**EXERCISE PROMPT**:
Return each line of the material verbatim.

**TASK MATERIAL**:
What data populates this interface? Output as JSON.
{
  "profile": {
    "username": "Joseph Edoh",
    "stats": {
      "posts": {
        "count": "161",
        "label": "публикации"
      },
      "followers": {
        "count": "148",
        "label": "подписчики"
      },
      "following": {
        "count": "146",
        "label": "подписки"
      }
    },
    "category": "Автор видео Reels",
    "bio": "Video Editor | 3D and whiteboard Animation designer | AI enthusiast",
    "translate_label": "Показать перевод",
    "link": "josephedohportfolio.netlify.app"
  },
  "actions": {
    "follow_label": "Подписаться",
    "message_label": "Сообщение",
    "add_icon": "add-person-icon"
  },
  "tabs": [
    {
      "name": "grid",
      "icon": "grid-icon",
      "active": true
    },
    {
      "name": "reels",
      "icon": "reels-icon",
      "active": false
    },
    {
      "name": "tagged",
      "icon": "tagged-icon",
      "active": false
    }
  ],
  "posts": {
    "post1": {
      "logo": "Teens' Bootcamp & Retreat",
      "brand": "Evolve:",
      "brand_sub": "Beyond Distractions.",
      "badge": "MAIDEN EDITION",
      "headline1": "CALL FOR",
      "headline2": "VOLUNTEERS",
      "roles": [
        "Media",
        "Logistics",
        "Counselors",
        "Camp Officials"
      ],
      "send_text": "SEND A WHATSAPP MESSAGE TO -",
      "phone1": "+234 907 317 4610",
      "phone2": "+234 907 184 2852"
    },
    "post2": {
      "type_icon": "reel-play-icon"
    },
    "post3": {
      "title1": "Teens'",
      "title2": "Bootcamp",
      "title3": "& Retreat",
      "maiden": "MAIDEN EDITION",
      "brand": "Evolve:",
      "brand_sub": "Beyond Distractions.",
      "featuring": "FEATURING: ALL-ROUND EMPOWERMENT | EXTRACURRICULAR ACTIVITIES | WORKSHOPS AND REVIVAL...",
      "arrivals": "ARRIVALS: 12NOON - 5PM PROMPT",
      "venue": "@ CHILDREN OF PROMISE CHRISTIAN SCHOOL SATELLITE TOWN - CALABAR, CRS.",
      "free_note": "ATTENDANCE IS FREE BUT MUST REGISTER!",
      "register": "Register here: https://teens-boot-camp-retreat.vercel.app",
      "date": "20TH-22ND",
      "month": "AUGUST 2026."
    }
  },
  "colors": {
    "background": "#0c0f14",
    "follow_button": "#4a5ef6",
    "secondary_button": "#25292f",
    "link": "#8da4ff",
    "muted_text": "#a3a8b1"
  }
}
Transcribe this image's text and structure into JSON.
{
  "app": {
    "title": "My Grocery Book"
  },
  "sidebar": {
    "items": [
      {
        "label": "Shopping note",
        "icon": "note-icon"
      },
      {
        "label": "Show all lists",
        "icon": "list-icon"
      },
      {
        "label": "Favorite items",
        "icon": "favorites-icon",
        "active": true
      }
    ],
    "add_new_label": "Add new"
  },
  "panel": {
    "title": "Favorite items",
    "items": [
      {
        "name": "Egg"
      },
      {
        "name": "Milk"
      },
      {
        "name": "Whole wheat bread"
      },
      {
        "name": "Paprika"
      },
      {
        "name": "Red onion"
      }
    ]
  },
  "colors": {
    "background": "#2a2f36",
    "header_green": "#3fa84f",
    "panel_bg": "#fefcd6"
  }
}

**FINAL RESULT**:
What data populates this interface? Output as JSON.
{
  "profile": {
    "username": "Joseph Edoh",
    "stats": {
      "posts": {
        "count": "161",
        "label": "публикации"
      },
      "followers": {
        "count": "148",
        "label": "подписчики"
      },
      "following": {
        "count": "146",
        "label": "подписки"
      }
    },
    "category": "Автор видео Reels",
    "bio": "Video Editor | 3D and whiteboard Animation designer | AI enthusiast",
    "translate_label": "Показать перевод",
    "link": "josephedohportfolio.netlify.app"
  },
  "actions": {
    "follow_label": "Подписаться",
    "message_label": "Сообщение",
    "add_icon": "add-person-icon"
  },
  "tabs": [
    {
      "name": "grid",
      "icon": "grid-icon",
      "active": true
    },
    {
      "name": "reels",
      "icon": "reels-icon",
      "active": false
    },
    {
      "name": "tagged",
      "icon": "tagged-icon",
      "active": false
    }
  ],
  "posts": {
    "post1": {
      "logo": "Teens' Bootcamp & Retreat",
      "brand": "Evolve:",
      "brand_sub": "Beyond Distractions.",
      "badge": "MAIDEN EDITION",
      "headline1": "CALL FOR",
      "headline2": "VOLUNTEERS",
      "roles": [
        "Media",
        "Logistics",
        "Counselors",
        "Camp Officials"
      ],
      "send_text": "SEND A WHATSAPP MESSAGE TO -",
      "phone1": "+234 907 317 4610",
      "phone2": "+234 907 184 2852"
    },
    "post2": {
      "type_icon": "reel-play-icon"
    },
    "post3": {
      "title1": "Teens'",
      "title2": "Bootcamp",
      "title3": "& Retreat",
      "maiden": "MAIDEN EDITION",
      "brand": "Evolve:",
      "brand_sub": "Beyond Distractions.",
      "featuring": "FEATURING: ALL-ROUND EMPOWERMENT | EXTRACURRICULAR ACTIVITIES | WORKSHOPS AND REVIVAL...",
      "arrivals": "ARRIVALS: 12NOON - 5PM PROMPT",
      "venue": "@ CHILDREN OF PROMISE CHRISTIAN SCHOOL SATELLITE TOWN - CALABAR, CRS.",
      "free_note": "ATTENDANCE IS FREE BUT MUST REGISTER!",
      "register": "Register here: https://teens-boot-camp-retreat.vercel.app",
      "date": "20TH-22ND",
      "month": "AUGUST 2026."
    }
  },
  "colors": {
    "background": "#0c0f14",
    "follow_button": "#4a5ef6",
    "secondary_button": "#25292f",
    "link": "#8da4ff",
    "muted_text": "#a3a8b1"
  }
}
Transcribe this image's text and structure into JSON.
{
  "app": {
    "title": "My Grocery Book"
  },
  "sidebar": {
    "items": [
      {
        "label": "Shopping note",
        "icon": "note-icon"
      },
      {
        "label": "Show all lists",
        "icon": "list-icon"
      },
      {
        "label": "Favorite items",
        "icon": "favorites-icon",
        "active": true
      }
    ],
    "add_new_label": "Add new"
  },
  "panel": {
    "title": "Favorite items",
    "items": [
      {
        "name": "Egg"
      },
      {
        "name": "Milk"
      },
      {
        "name": "Whole wheat bread"
      },
      {
        "name": "Paprika"
      },
      {
        "name": "Red onion"
      }
    ]
  },
  "colors": {
    "background": "#2a2f36",
    "header_green": "#3fa84f",
    "panel_bg": "#fefcd6"
  }
}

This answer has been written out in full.